**To do:**
The exercise asks you to copy every line below in which "CTEC" appears.

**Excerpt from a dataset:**
────────────────────
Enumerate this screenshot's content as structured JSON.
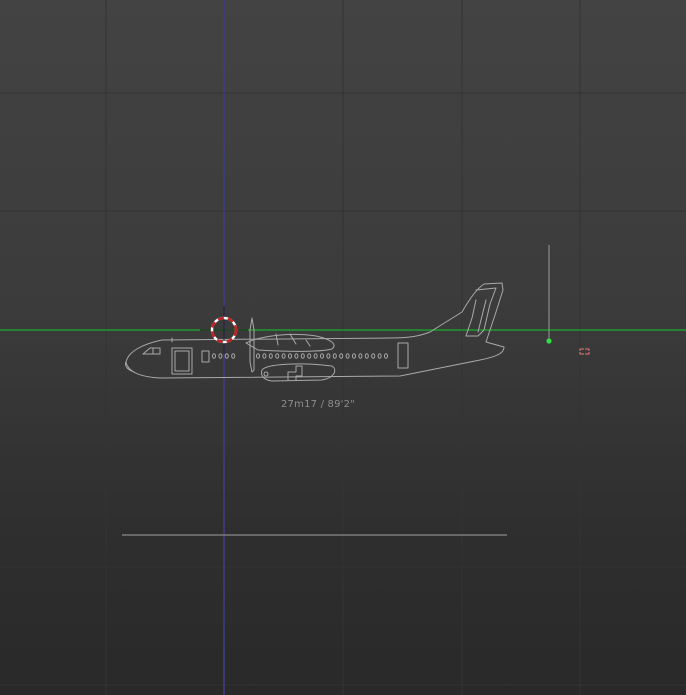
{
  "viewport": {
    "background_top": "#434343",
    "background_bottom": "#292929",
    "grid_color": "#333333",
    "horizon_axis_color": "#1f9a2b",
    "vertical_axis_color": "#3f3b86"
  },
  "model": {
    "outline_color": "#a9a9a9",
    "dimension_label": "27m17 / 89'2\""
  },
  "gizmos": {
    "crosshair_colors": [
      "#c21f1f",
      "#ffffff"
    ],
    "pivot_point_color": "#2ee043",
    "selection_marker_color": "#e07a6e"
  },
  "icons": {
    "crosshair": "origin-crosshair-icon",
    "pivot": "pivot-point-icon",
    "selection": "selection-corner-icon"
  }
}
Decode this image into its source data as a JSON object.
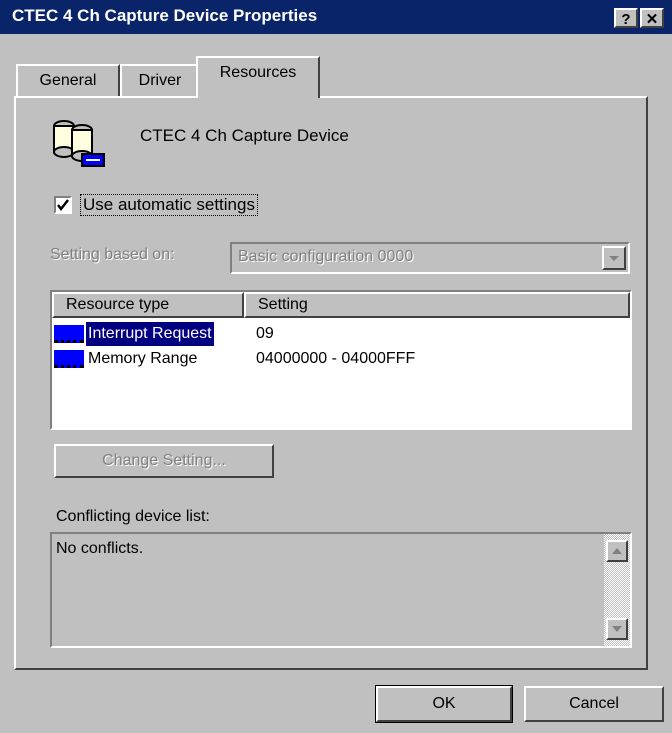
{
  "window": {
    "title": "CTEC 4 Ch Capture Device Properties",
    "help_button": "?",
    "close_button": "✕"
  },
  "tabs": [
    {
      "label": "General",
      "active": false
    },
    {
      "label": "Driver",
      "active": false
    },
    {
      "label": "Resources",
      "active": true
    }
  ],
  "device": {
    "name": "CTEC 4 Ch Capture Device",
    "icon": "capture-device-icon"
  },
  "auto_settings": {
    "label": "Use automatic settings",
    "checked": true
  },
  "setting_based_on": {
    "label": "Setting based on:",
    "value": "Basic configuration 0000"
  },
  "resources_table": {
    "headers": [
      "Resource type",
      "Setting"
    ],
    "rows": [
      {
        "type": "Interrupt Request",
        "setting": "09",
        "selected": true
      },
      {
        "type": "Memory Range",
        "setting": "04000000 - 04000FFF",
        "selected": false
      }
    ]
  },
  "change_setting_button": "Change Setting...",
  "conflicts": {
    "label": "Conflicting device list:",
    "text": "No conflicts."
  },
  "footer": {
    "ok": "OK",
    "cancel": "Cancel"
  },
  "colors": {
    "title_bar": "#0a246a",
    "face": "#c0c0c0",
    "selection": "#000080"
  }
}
────────────────────
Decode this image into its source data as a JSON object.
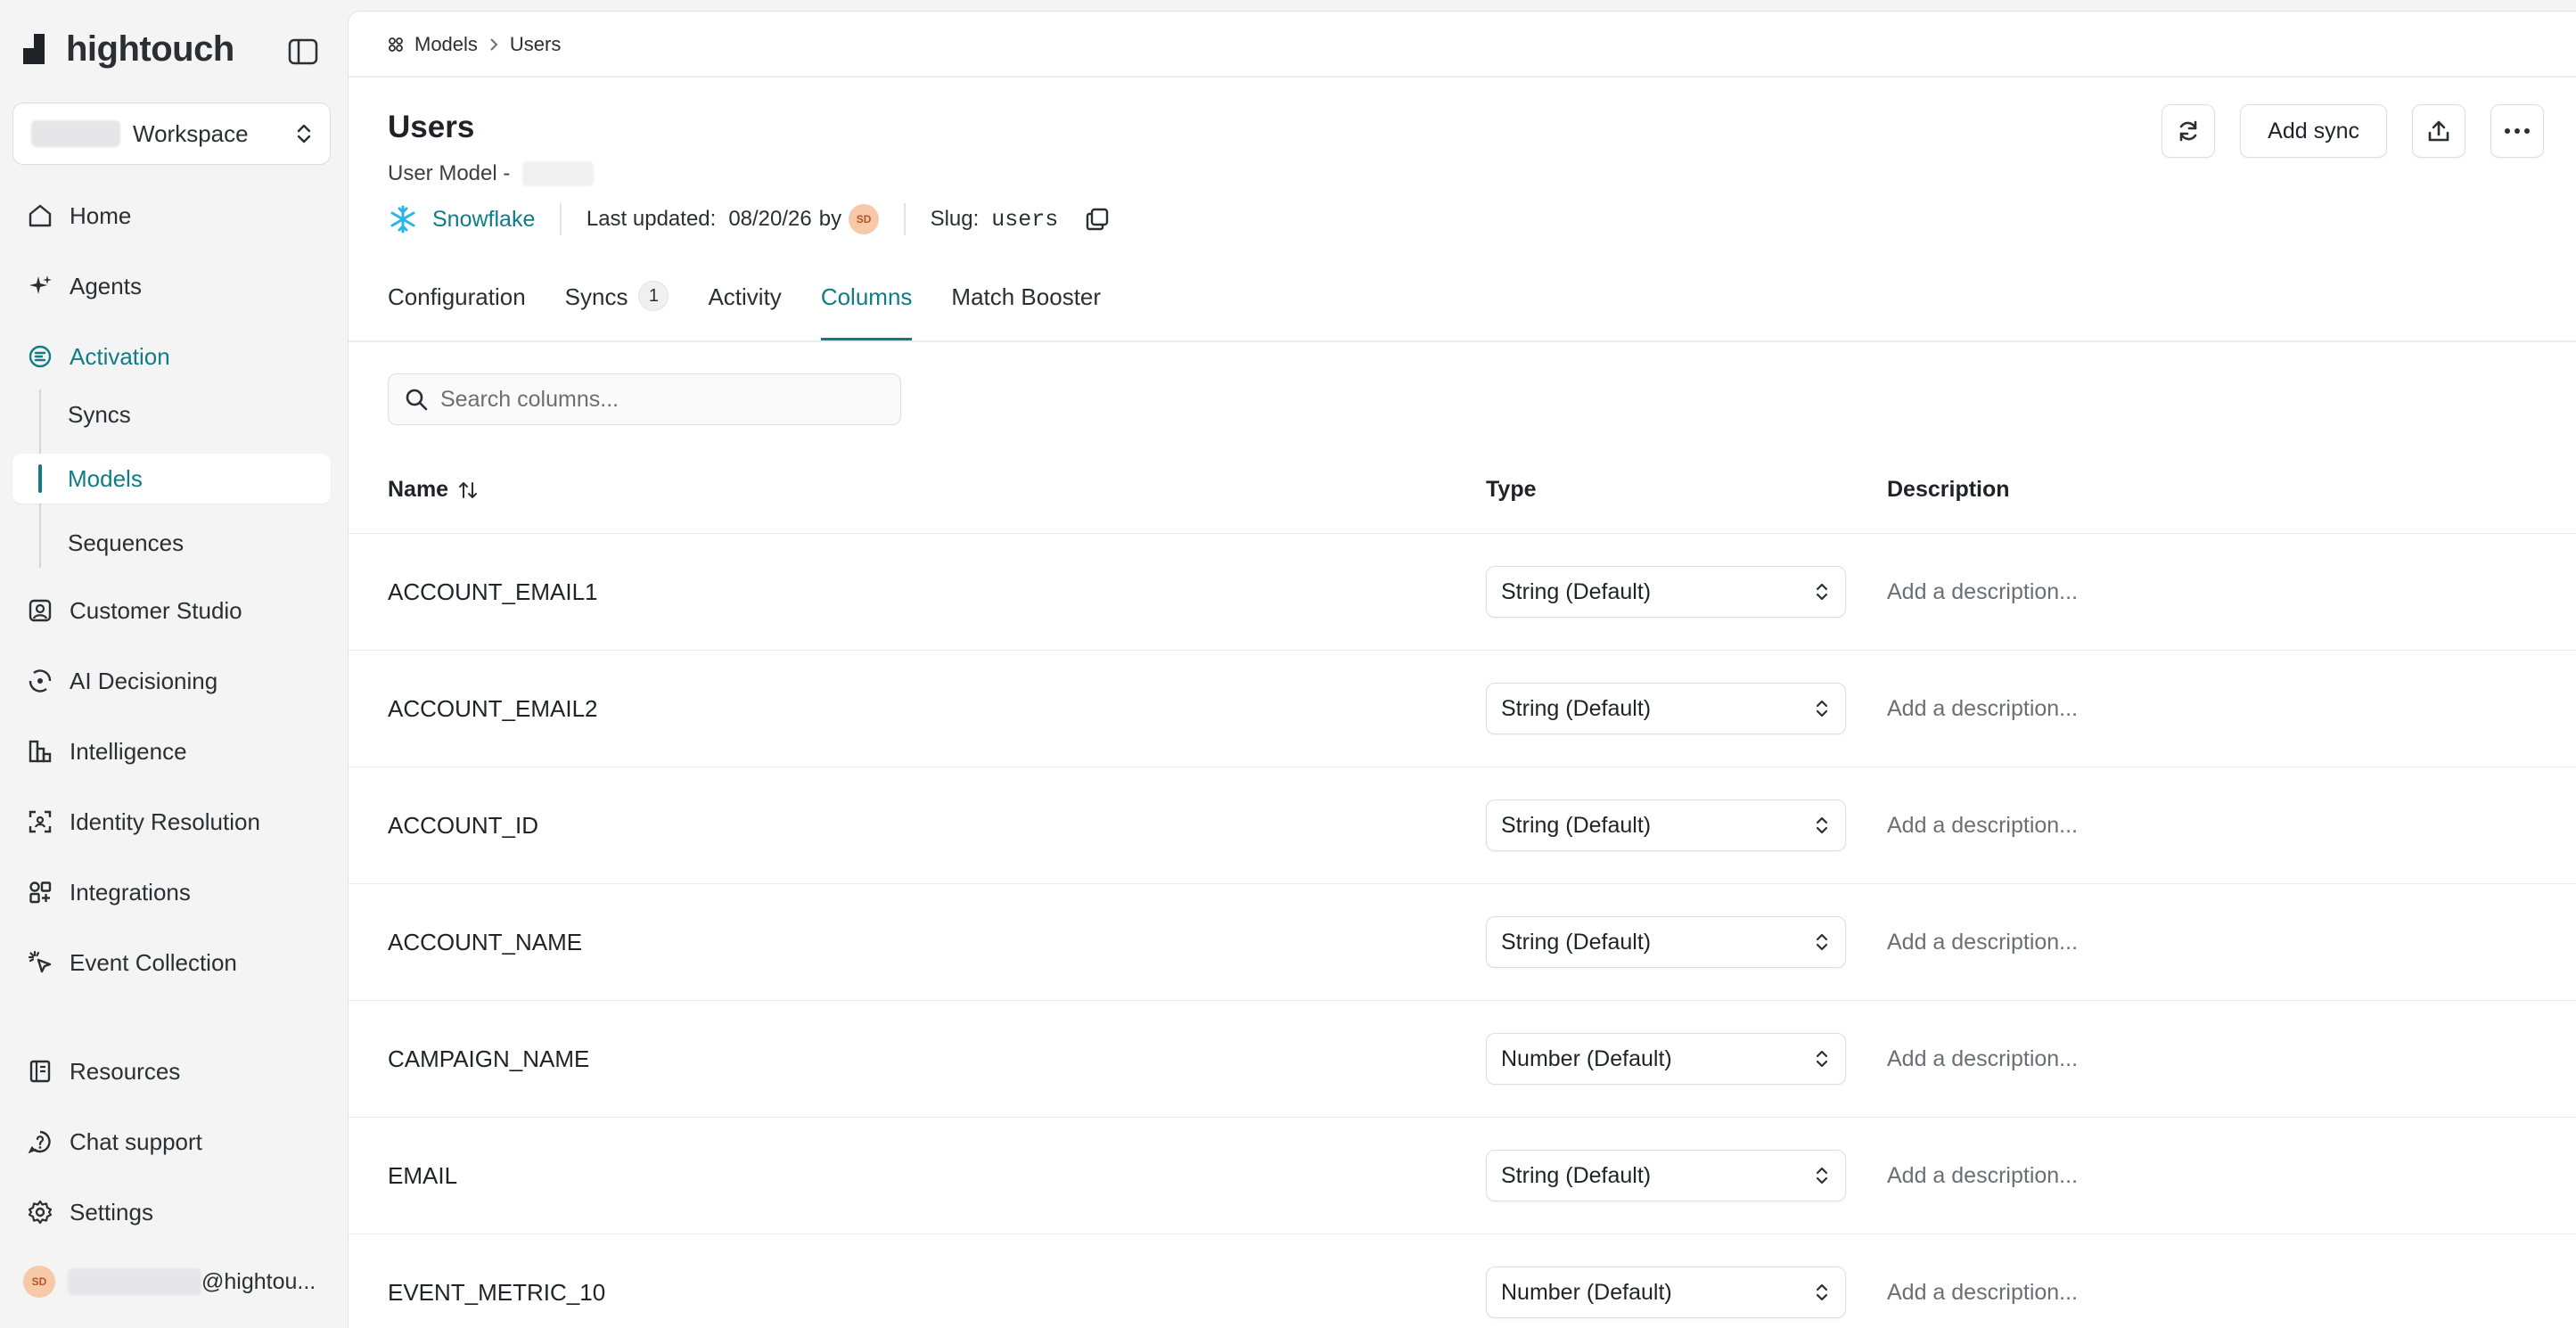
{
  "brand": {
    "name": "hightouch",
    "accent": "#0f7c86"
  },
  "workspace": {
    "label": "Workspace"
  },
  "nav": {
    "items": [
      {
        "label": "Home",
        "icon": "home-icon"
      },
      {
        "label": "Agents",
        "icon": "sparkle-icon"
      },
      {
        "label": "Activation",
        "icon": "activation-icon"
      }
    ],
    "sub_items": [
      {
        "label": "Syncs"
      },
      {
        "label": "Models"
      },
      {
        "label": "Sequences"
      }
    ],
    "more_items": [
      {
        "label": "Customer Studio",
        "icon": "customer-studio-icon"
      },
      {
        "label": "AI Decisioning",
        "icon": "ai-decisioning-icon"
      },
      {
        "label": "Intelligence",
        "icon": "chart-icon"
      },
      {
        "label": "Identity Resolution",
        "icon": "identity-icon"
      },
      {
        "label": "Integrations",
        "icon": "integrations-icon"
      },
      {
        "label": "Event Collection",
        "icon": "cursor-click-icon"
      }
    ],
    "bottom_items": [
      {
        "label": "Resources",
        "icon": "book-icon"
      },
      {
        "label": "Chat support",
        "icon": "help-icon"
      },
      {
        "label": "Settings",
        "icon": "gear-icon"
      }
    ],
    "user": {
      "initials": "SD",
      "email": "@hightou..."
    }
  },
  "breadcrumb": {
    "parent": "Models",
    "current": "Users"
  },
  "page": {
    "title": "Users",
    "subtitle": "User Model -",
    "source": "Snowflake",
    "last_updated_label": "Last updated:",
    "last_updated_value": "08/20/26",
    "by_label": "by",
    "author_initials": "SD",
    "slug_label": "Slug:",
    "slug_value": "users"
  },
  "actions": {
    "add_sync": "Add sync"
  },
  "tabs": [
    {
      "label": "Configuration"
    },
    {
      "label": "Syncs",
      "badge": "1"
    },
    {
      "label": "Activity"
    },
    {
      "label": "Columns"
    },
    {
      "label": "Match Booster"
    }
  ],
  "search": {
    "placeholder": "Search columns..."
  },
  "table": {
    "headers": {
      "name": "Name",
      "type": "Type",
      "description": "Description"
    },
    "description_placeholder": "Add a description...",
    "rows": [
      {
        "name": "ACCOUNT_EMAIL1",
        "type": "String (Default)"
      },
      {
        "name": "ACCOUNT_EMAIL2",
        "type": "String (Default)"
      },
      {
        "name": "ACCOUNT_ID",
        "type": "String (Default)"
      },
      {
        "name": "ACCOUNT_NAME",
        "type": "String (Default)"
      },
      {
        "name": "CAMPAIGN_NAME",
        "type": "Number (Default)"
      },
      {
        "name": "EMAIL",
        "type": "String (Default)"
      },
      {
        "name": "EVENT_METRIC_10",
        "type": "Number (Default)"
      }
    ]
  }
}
────────────────────
**Written response:**
    "title": "CTEC 4 Ch Capture Device Properties",
    "name": "CTEC 4 Ch Capture Device",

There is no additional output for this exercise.